> **JOB**: Check every line below for the word "yasvika" and copy the ones that have it.
>> START RECORDS SUPPLIED
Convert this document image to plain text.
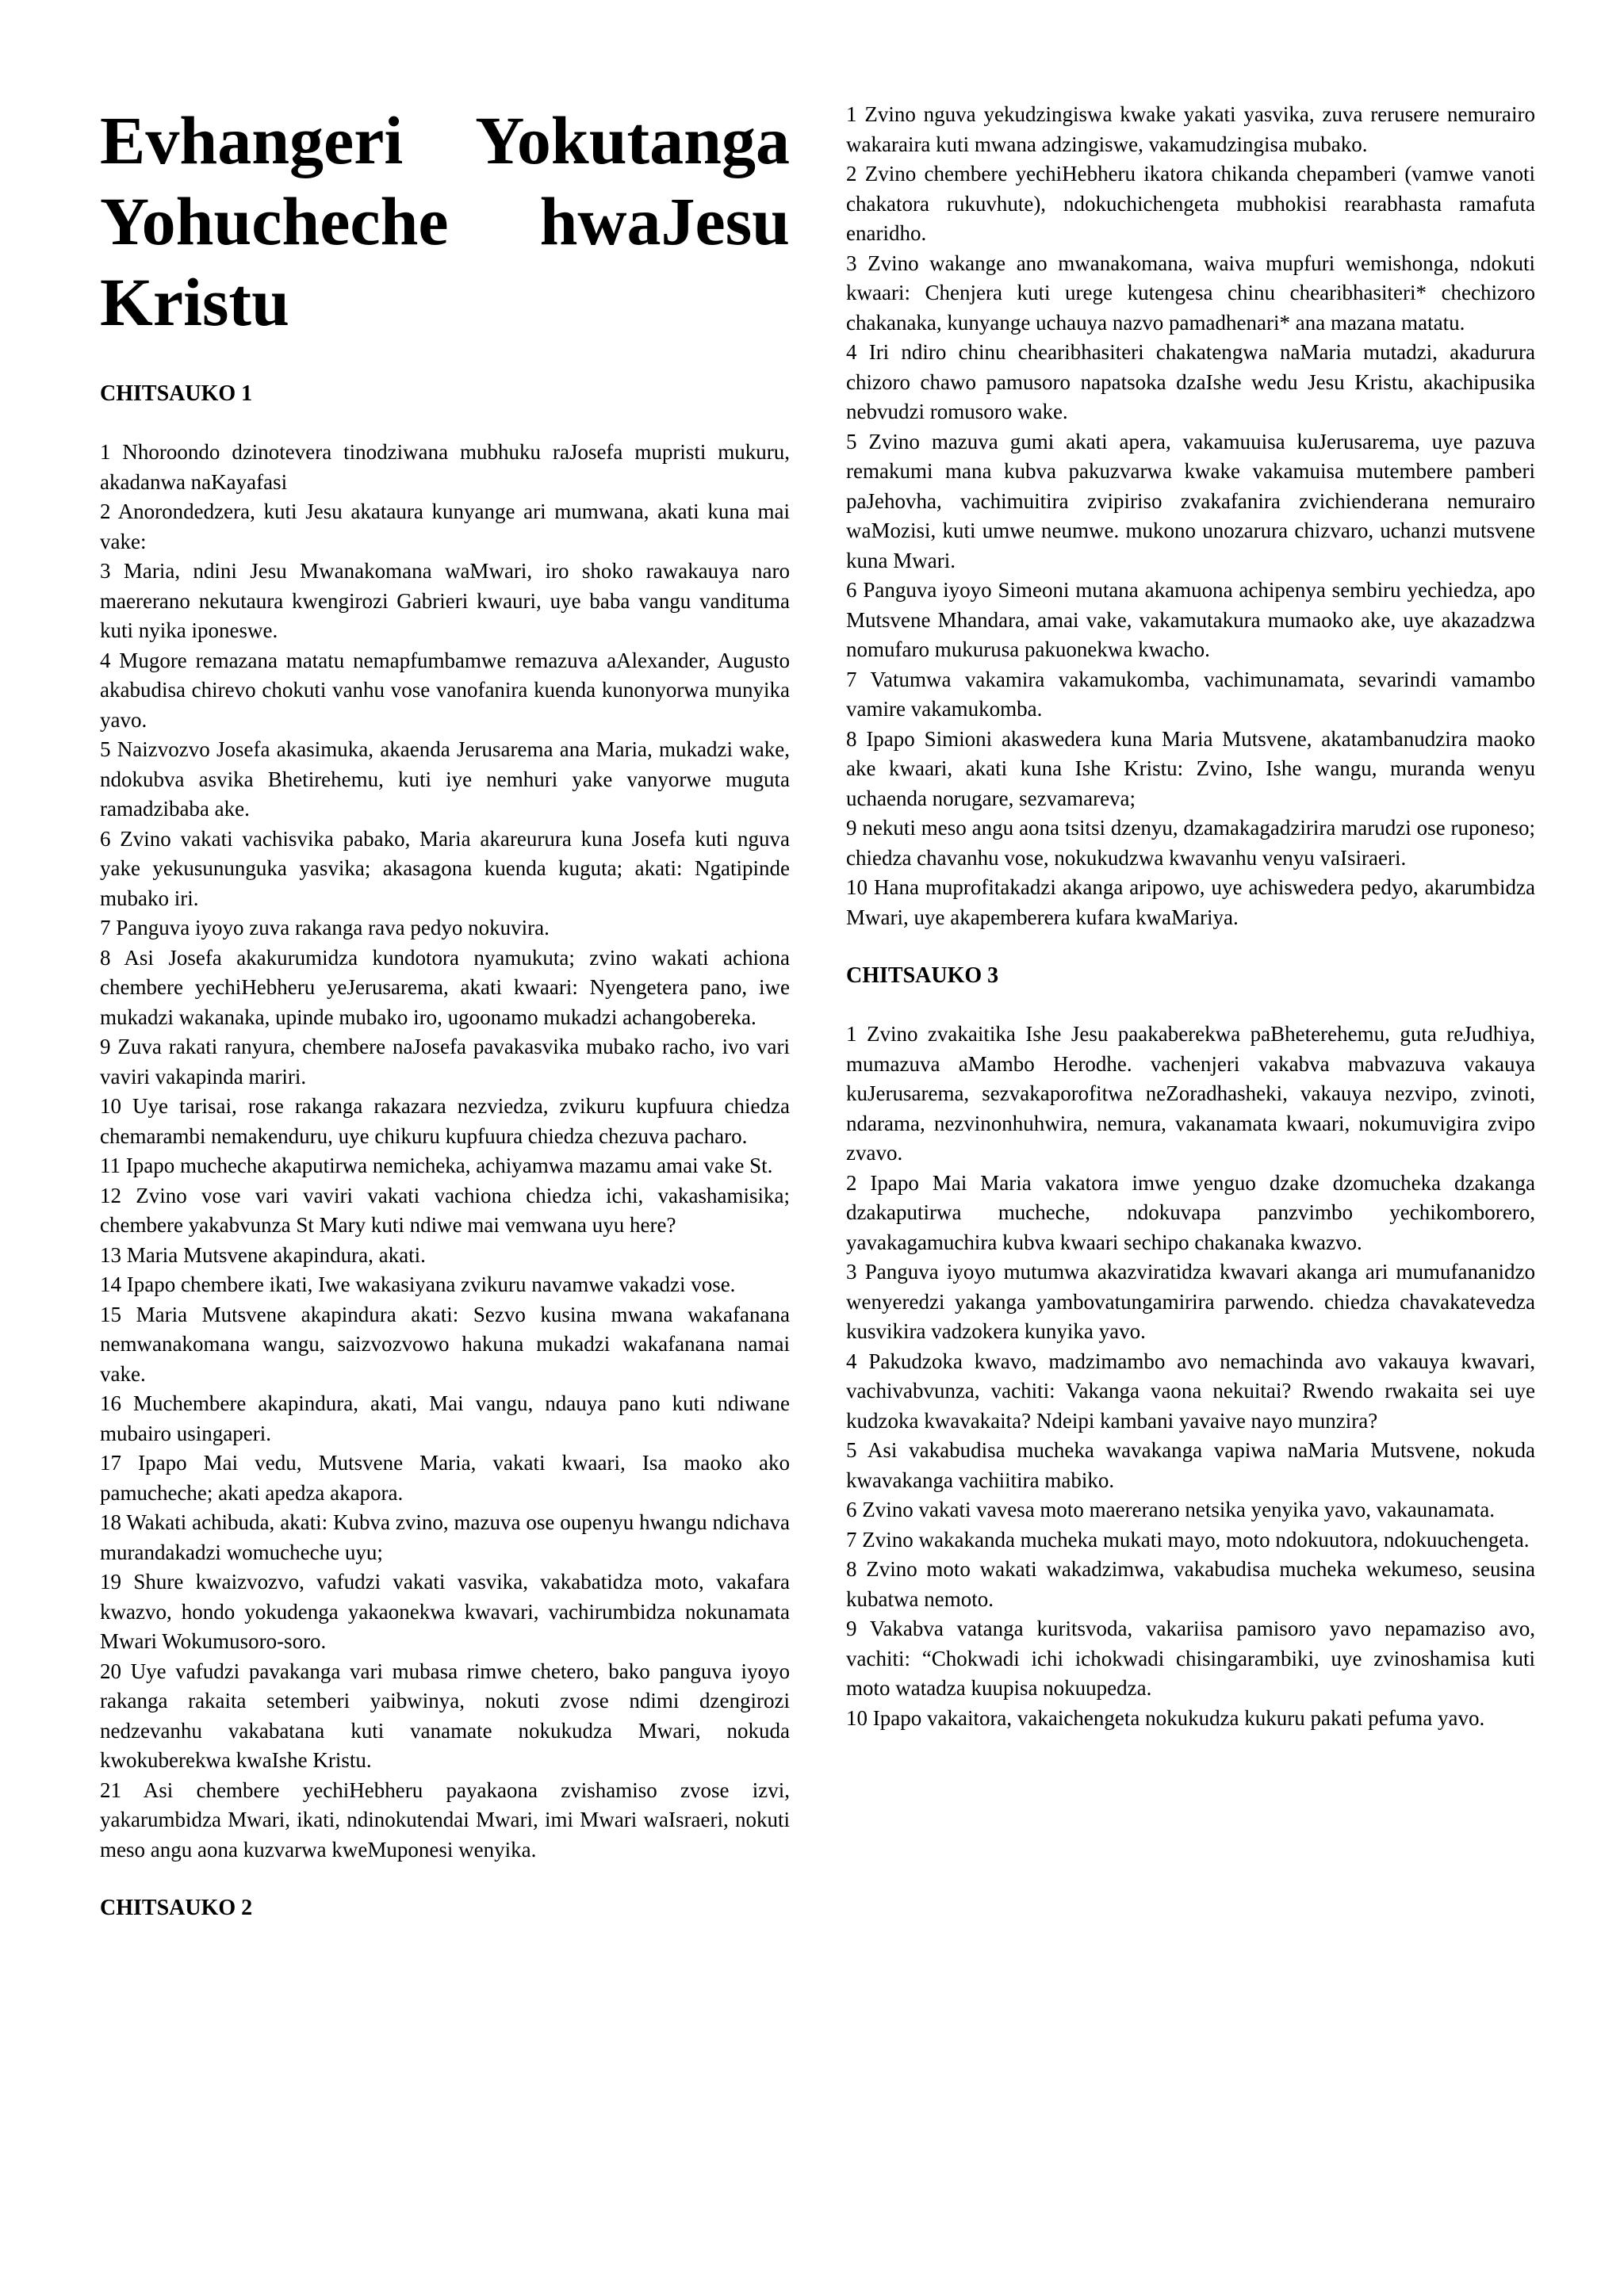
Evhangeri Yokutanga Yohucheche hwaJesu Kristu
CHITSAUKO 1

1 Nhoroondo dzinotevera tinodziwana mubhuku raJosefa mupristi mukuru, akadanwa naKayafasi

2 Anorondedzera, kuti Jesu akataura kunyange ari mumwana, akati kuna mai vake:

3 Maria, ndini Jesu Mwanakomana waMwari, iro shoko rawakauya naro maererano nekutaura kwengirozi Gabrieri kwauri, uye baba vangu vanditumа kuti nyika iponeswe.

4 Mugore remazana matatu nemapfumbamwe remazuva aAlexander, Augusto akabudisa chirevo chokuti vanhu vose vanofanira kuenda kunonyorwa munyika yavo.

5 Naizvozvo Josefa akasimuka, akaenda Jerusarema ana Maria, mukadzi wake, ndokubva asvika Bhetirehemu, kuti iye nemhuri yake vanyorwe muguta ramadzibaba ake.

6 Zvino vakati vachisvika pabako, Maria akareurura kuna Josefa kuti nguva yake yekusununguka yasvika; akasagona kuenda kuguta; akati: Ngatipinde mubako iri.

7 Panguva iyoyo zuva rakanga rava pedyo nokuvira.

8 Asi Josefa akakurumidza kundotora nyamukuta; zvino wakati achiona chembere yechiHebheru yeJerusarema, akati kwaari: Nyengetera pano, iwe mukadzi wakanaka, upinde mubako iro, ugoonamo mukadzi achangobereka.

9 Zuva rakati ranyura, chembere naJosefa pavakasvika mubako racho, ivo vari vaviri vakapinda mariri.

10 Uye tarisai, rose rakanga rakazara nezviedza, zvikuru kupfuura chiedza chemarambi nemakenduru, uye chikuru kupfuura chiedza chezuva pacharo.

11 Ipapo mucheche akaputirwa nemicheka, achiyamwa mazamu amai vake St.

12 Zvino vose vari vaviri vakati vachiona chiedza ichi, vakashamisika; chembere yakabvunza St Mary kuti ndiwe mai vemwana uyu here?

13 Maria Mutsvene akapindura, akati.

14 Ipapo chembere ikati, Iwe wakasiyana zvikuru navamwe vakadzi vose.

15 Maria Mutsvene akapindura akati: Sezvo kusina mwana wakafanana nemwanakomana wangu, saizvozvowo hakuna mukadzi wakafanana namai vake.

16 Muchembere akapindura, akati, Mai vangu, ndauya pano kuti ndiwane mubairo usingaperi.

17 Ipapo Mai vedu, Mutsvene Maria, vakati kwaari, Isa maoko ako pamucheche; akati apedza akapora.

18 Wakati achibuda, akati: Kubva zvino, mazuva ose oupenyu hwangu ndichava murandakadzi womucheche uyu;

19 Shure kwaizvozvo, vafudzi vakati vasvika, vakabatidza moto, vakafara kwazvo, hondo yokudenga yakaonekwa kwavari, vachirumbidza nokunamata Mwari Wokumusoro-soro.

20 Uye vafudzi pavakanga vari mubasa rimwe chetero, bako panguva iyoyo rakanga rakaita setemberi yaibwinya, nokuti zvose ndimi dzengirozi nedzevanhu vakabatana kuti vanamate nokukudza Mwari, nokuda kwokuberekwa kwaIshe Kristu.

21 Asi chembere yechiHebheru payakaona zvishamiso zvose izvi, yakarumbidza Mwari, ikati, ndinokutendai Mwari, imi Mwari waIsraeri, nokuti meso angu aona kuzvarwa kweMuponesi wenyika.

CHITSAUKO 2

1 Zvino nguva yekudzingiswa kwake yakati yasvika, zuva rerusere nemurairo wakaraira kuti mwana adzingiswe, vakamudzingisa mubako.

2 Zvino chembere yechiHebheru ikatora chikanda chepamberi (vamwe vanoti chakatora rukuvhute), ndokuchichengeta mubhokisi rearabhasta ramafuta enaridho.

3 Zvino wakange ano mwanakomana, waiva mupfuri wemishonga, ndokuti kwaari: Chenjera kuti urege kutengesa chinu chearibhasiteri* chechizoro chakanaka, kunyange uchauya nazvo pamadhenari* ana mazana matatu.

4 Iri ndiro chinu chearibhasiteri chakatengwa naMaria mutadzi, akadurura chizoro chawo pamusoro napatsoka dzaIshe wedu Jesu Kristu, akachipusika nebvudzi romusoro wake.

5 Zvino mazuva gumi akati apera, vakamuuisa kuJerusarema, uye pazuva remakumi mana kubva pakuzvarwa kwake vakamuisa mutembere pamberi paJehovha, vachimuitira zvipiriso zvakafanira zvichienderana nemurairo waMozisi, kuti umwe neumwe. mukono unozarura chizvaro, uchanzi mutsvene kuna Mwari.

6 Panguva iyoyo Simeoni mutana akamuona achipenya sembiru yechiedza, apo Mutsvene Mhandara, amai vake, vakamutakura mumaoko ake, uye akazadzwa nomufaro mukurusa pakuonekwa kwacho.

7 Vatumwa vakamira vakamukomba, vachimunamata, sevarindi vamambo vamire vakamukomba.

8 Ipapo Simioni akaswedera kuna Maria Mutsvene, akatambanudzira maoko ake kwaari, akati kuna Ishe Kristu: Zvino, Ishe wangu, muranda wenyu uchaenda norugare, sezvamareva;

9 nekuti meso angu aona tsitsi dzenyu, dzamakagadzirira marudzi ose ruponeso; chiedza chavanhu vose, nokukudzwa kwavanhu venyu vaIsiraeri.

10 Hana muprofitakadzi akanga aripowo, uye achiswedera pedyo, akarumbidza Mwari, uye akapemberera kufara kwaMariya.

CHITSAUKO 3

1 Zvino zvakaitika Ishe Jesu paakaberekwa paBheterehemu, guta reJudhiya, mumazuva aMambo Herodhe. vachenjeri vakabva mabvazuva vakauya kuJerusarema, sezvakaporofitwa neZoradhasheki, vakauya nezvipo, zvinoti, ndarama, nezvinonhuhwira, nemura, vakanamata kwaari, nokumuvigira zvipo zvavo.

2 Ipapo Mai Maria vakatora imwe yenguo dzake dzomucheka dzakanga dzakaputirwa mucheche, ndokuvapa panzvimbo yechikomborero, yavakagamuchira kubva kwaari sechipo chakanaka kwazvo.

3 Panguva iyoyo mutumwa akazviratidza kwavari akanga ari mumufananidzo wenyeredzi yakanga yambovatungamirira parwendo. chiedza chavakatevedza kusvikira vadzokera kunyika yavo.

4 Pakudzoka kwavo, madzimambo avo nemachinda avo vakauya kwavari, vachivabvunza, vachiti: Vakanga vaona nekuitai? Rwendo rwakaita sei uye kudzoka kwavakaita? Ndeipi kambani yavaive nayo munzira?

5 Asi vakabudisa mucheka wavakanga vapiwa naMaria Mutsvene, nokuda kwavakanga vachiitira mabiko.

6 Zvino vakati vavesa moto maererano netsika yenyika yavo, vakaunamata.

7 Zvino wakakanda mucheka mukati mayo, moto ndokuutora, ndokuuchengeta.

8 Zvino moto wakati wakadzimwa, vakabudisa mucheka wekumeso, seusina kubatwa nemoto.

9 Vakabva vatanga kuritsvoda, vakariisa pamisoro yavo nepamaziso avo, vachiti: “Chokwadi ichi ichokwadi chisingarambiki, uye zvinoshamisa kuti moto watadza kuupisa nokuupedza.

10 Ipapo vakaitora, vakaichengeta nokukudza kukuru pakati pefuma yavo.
>> END RECORDS SUPPLIED
> **ANSWER TO THE TASK**:
6 Zvino vakati vachisvika pabako, Maria akareurura kuna Josefa kuti nguva yake yekusununguka yasvika; akasagona kuenda kuguta; akati: Ngatipinde mubako iri.
1 Zvino nguva yekudzingiswa kwake yakati yasvika, zuva rerusere nemurairo wakaraira kuti mwana adzingiswe, vakamudzingisa mubako.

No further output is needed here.